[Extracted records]
┌──
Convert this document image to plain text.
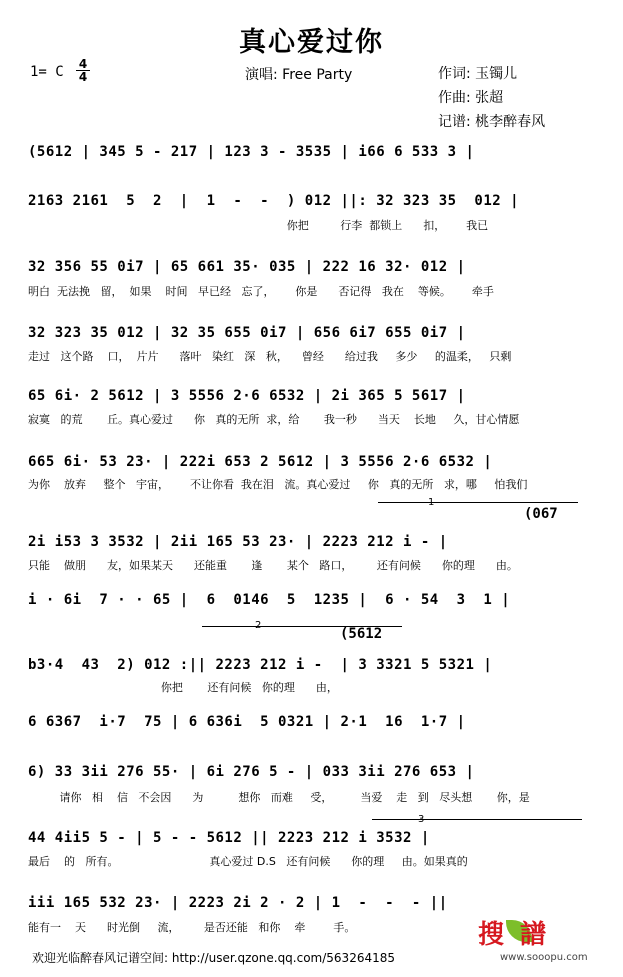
真心爱过你
1= C 4
4	演唱: Free Party	作词: 玉镯儿
作曲: 张超
记谱: 桃李醉春风
(5612 | 345 5 - 217 | 123 3 - 3535 | i66 6 533 3 |
2163 2161  5  2  |  1  -  -  ) 012 ||: 32 323 35  012 |
你把         行李  都锁上      扣，      我已
32 356 55 0i7 | 65 661 35· 035 | 222 16 32· 012 |
明白  无法挽   留，  如果    时间   早已经   忘了，      你是      否记得   我在    等候。      牵手
32 323 35 012 | 32 35 655 0i7 | 656 6i7 655 0i7 |
走过   这个路    口，  片片      落叶   染红   深   秋，    曾经      给过我     多少     的温柔，   只剩
65 6i· 2 5612 | 3 5556 2·6 6532 | 2i 365 5 5617 |
寂寞   的荒       丘。真心爱过      你   真的无所  求，给       我一秒      当天    长地     久，甘心情愿
665 6i· 53 23· | 222i 653 2 5612 | 3 5556 2·6 6532 |
为你    放弃     整个   宇宙，      不让你看  我在泪   流。真心爱过     你   真的无所   求，哪     怕我们
1
(067
2i i53 3 3532 | 2ii 165 53 23· | 2223 212 i - |
只能    做朋      友，如果某天      还能重       逢       某个   路口，       还有问候      你的理      由。
i · 6i  7 · · 65 |  6  0146  5  1235 |  6 · 54  3  1 |
2
(5612
b3·4  43  2) 012 :|| 2223 212 i -  | 3 3321 5 5321 |
你把       还有问候   你的理      由，
6 6367  i·7  75 | 6 636i  5 0321 | 2·1  16  1·7 |
6) 33 3ii 276 55· | 6i 276 5 - | 033 3ii 276 653 |
请你   相    信   不会因      为          想你   而难     受，        当爱    走   到   尽头想       你，是
3
44 4ii5 5 - | 5 - - 5612 || 2223 212 i 3532 |
最后    的   所有。                          真心爱过 D.S   还有问候      你的理     由。如果真的
iii 165 532 23· | 2223 2i 2 · 2 | 1  -  -  - ||
能有一    天      时光倒     流，       是否还能   和你    牵        手。	搜譜
www.sooopu.com
欢迎光临醉春风记谱空间: http://user.qzone.qq.com/563264185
└──
Problem details:
Copy each line exactly, and leave the pictures out of your copy.

Worked solution:
Convert this document image to plain text.
真心爱过你
1= C 4
4	演唱: Free Party	作词: 玉镯儿
作曲: 张超
记谱: 桃李醉春风
(5612 | 345 5 - 217 | 123 3 - 3535 | i66 6 533 3 |
2163 2161  5  2  |  1  -  -  ) 012 ||: 32 323 35  012 |
你把         行李  都锁上      扣，      我已
32 356 55 0i7 | 65 661 35· 035 | 222 16 32· 012 |
明白  无法挽   留，  如果    时间   早已经   忘了，      你是      否记得   我在    等候。      牵手
32 323 35 012 | 32 35 655 0i7 | 656 6i7 655 0i7 |
走过   这个路    口，  片片      落叶   染红   深   秋，    曾经      给过我     多少     的温柔，   只剩
65 6i· 2 5612 | 3 5556 2·6 6532 | 2i 365 5 5617 |
寂寞   的荒       丘。真心爱过      你   真的无所  求，给       我一秒      当天    长地     久，甘心情愿
665 6i· 53 23· | 222i 653 2 5612 | 3 5556 2·6 6532 |
为你    放弃     整个   宇宙，      不让你看  我在泪   流。真心爱过     你   真的无所   求，哪     怕我们
1
(067
2i i53 3 3532 | 2ii 165 53 23· | 2223 212 i - |
只能    做朋      友，如果某天      还能重       逢       某个   路口，       还有问候      你的理      由。
i · 6i  7 · · 65 |  6  0146  5  1235 |  6 · 54  3  1 |
2
(5612
b3·4  43  2) 012 :|| 2223 212 i -  | 3 3321 5 5321 |
你把       还有问候   你的理      由，
6 6367  i·7  75 | 6 636i  5 0321 | 2·1  16  1·7 |
6) 33 3ii 276 55· | 6i 276 5 - | 033 3ii 276 653 |
请你   相    信   不会因      为          想你   而难     受，        当爱    走   到   尽头想       你，是
3
44 4ii5 5 - | 5 - - 5612 || 2223 212 i 3532 |
最后    的   所有。                          真心爱过 D.S   还有问候      你的理     由。如果真的
iii 165 532 23· | 2223 2i 2 · 2 | 1  -  -  - ||
能有一    天      时光倒     流，       是否还能   和你    牵        手。	搜譜
www.sooopu.com
欢迎光临醉春风记谱空间: http://user.qzone.qq.com/563264185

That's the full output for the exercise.